CONSIGNE.
Dans l'entretien avec Alfred Lot, expliquez pourquoi il a souhaité devenir stagiaire pendant ses études à l'ESRA.

TEXTE DE LA PAGE.
────────────────────

Rencontre avec Alfred Lot, réalisateur et scénariste

Publié le par Corn-Flakes

Voici donc la première partie de mon interview avec Alfred Lot. Etant donné qu'il s'agissait d'un dossier à rendre pour mes études, certaines formules et mises en page peuvent vous paraître très académique. De plus, les consignes étant, la conversation est davantage orientée vers son métier que vers son film. Je vous souhaite tout de même une très bonne lecture, et espère que cela vous sera aussi instructif que ça l'a été pour moi.




I° Carrière.


Avant de devenir réalisateur, vous avez suivi le schéma classique de deuxième assistant réalisateur sur Le crime d’Antoine de Marc Rivière, puis de premier assistant réalisateur notamment sur le film Le baiser mortel du dragon de Chris Nahon. Comment êtes-vous arrivé à ce stade ?


C’est un métier que je voulais exercer depuis toujours. A cette époque, pour devenir réalisateur, il fallait être assistant, c’est une notion qui a changé très vite. Je vous parle des années 80-85, à ce moment là il n’y avait pas encore de magnétoscopes à la maison, et pour apprendre le cinéma il fallait se rendre dans les salles et être sur les plateaux de tournage. C’est ça qui m’a poussé à devenir assistant, et même si ce n’est plus forcément la meilleure voie aujourd’hui elle reste cependant valable.

Je suis ensuite allé dans une petite école, l’ESRA où je suis resté un an et demi. Il y avait certes des enseignants très intéressants, mais la particularité des écoles de cinéma c’est qu’on est entouré de Spielberg en herbe. J’avais le sentiment que ce n’était pas la vérité. Pour rejoindre une certaine réalité et aussi par envie de travailler j’ai désiré devenir stagiaire. Au début de ma deuxième année à l’ESRA, j’ai appelé des gens pour des stages et cela a porté ces fruits.

────────────────────

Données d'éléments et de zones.
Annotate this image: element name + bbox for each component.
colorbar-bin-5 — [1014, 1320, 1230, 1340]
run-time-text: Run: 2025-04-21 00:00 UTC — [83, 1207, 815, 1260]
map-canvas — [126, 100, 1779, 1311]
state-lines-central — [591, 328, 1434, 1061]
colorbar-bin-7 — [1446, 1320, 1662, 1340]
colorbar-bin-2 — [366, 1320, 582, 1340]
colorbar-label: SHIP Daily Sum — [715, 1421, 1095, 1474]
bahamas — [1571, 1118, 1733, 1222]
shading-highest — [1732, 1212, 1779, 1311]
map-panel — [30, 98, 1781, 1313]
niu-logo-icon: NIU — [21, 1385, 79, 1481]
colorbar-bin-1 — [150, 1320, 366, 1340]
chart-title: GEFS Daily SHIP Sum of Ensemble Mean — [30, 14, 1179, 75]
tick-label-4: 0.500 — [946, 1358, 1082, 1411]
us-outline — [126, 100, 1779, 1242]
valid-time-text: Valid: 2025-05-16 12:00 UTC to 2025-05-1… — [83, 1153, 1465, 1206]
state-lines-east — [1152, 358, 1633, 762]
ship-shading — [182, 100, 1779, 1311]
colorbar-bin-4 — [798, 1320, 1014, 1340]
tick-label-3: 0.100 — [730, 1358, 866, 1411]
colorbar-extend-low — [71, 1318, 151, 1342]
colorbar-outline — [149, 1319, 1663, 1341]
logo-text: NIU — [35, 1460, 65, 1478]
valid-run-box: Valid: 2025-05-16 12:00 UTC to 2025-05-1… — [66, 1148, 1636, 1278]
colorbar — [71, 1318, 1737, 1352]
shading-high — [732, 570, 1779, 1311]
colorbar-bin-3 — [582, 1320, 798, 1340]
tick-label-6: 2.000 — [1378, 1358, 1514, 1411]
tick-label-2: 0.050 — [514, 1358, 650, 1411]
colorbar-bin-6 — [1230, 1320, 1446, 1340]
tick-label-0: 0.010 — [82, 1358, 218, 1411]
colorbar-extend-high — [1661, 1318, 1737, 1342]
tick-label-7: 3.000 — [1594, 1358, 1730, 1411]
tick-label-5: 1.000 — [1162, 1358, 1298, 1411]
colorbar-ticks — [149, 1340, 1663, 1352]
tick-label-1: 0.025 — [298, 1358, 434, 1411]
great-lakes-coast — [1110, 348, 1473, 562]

────────────────────

CORRIGÉ DÉTAILLÉ.
À l'ESRA, il se trouvait entouré de « Spielberg en herbe » et avait le sentiment que ce n'était pas la vérité. Il a donc voulu devenir stagiaire pour rejoindre une certaine réalité, ainsi que par envie de travailler.